Stated problem. Set the following entries down again exactly, line by line.

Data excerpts
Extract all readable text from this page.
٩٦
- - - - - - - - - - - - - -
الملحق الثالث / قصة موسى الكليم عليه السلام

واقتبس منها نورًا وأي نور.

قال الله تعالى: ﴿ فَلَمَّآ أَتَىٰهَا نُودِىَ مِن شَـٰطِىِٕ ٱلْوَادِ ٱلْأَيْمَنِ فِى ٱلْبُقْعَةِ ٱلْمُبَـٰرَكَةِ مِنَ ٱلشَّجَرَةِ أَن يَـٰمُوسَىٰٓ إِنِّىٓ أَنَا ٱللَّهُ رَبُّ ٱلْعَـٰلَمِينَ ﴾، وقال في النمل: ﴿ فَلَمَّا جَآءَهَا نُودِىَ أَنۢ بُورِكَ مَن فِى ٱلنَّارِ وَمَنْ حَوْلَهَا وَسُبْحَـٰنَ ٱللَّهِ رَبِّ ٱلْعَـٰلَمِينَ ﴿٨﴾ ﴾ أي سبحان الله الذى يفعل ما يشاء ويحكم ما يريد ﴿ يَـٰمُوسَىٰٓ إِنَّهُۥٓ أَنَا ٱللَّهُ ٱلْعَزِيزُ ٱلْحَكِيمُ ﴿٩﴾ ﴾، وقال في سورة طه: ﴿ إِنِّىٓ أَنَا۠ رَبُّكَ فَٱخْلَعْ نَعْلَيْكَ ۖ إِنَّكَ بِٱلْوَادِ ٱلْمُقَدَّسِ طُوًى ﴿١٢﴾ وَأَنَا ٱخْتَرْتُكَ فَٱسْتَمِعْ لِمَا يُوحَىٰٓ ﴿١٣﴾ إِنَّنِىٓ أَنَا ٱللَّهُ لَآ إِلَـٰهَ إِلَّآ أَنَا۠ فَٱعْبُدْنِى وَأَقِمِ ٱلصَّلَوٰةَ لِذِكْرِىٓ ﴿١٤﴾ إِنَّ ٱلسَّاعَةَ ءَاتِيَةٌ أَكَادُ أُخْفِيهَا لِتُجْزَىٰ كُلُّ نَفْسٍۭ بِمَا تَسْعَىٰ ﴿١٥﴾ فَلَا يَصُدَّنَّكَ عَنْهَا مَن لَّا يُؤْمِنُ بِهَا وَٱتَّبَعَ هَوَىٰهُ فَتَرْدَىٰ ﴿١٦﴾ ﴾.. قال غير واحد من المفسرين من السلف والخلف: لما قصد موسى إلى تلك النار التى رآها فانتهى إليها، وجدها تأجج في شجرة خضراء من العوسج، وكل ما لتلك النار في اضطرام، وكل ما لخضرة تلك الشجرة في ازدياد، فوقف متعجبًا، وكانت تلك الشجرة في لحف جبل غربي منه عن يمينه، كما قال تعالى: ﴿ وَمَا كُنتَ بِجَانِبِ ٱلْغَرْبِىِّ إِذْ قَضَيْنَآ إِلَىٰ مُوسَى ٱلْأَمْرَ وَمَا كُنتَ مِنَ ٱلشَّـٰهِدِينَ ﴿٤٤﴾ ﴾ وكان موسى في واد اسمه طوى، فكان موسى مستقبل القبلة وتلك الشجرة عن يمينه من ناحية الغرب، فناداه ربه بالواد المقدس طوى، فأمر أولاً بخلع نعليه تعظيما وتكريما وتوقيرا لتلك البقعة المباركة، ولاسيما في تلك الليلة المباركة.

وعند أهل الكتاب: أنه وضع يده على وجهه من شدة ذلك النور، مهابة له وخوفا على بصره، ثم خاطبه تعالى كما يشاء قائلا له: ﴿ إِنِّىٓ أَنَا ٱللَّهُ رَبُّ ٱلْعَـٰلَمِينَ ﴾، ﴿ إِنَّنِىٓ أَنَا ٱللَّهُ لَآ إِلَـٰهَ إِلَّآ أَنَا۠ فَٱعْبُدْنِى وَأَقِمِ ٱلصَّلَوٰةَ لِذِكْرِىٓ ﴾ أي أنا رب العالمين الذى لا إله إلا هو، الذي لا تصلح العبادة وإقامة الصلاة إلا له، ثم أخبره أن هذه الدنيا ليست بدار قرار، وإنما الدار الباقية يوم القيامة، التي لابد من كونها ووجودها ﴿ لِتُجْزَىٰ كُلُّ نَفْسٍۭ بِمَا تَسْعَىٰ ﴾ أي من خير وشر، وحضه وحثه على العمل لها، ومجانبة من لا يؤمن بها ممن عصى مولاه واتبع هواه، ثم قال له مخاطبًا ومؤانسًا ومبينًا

Solution to this exercise.
Extract all readable text from this page.
٩٦
- - - - - - - - - - - - - -
الملحق الثالث / قصة موسى الكليم عليه السلام

واقتبس منها نورًا وأي نور.

قال الله تعالى: ﴿ فَلَمَّآ أَتَىٰهَا نُودِىَ مِن شَـٰطِىِٕ ٱلْوَادِ ٱلْأَيْمَنِ فِى ٱلْبُقْعَةِ ٱلْمُبَـٰرَكَةِ مِنَ ٱلشَّجَرَةِ أَن يَـٰمُوسَىٰٓ إِنِّىٓ أَنَا ٱللَّهُ رَبُّ ٱلْعَـٰلَمِينَ ﴾، وقال في النمل: ﴿ فَلَمَّا جَآءَهَا نُودِىَ أَنۢ بُورِكَ مَن فِى ٱلنَّارِ وَمَنْ حَوْلَهَا وَسُبْحَـٰنَ ٱللَّهِ رَبِّ ٱلْعَـٰلَمِينَ ﴿٨﴾ ﴾ أي سبحان الله الذى يفعل ما يشاء ويحكم ما يريد ﴿ يَـٰمُوسَىٰٓ إِنَّهُۥٓ أَنَا ٱللَّهُ ٱلْعَزِيزُ ٱلْحَكِيمُ ﴿٩﴾ ﴾، وقال في سورة طه: ﴿ إِنِّىٓ أَنَا۠ رَبُّكَ فَٱخْلَعْ نَعْلَيْكَ ۖ إِنَّكَ بِٱلْوَادِ ٱلْمُقَدَّسِ طُوًى ﴿١٢﴾ وَأَنَا ٱخْتَرْتُكَ فَٱسْتَمِعْ لِمَا يُوحَىٰٓ ﴿١٣﴾ إِنَّنِىٓ أَنَا ٱللَّهُ لَآ إِلَـٰهَ إِلَّآ أَنَا۠ فَٱعْبُدْنِى وَأَقِمِ ٱلصَّلَوٰةَ لِذِكْرِىٓ ﴿١٤﴾ إِنَّ ٱلسَّاعَةَ ءَاتِيَةٌ أَكَادُ أُخْفِيهَا لِتُجْزَىٰ كُلُّ نَفْسٍۭ بِمَا تَسْعَىٰ ﴿١٥﴾ فَلَا يَصُدَّنَّكَ عَنْهَا مَن لَّا يُؤْمِنُ بِهَا وَٱتَّبَعَ هَوَىٰهُ فَتَرْدَىٰ ﴿١٦﴾ ﴾.. قال غير واحد من المفسرين من السلف والخلف: لما قصد موسى إلى تلك النار التى رآها فانتهى إليها، وجدها تأجج في شجرة خضراء من العوسج، وكل ما لتلك النار في اضطرام، وكل ما لخضرة تلك الشجرة في ازدياد، فوقف متعجبًا، وكانت تلك الشجرة في لحف جبل غربي منه عن يمينه، كما قال تعالى: ﴿ وَمَا كُنتَ بِجَانِبِ ٱلْغَرْبِىِّ إِذْ قَضَيْنَآ إِلَىٰ مُوسَى ٱلْأَمْرَ وَمَا كُنتَ مِنَ ٱلشَّـٰهِدِينَ ﴿٤٤﴾ ﴾ وكان موسى في واد اسمه طوى، فكان موسى مستقبل القبلة وتلك الشجرة عن يمينه من ناحية الغرب، فناداه ربه بالواد المقدس طوى، فأمر أولاً بخلع نعليه تعظيما وتكريما وتوقيرا لتلك البقعة المباركة، ولاسيما في تلك الليلة المباركة.

وعند أهل الكتاب: أنه وضع يده على وجهه من شدة ذلك النور، مهابة له وخوفا على بصره، ثم خاطبه تعالى كما يشاء قائلا له: ﴿ إِنِّىٓ أَنَا ٱللَّهُ رَبُّ ٱلْعَـٰلَمِينَ ﴾، ﴿ إِنَّنِىٓ أَنَا ٱللَّهُ لَآ إِلَـٰهَ إِلَّآ أَنَا۠ فَٱعْبُدْنِى وَأَقِمِ ٱلصَّلَوٰةَ لِذِكْرِىٓ ﴾ أي أنا رب العالمين الذى لا إله إلا هو، الذي لا تصلح العبادة وإقامة الصلاة إلا له، ثم أخبره أن هذه الدنيا ليست بدار قرار، وإنما الدار الباقية يوم القيامة، التي لابد من كونها ووجودها ﴿ لِتُجْزَىٰ كُلُّ نَفْسٍۭ بِمَا تَسْعَىٰ ﴾ أي من خير وشر، وحضه وحثه على العمل لها، ومجانبة من لا يؤمن بها ممن عصى مولاه واتبع هواه، ثم قال له مخاطبًا ومؤانسًا ومبينًا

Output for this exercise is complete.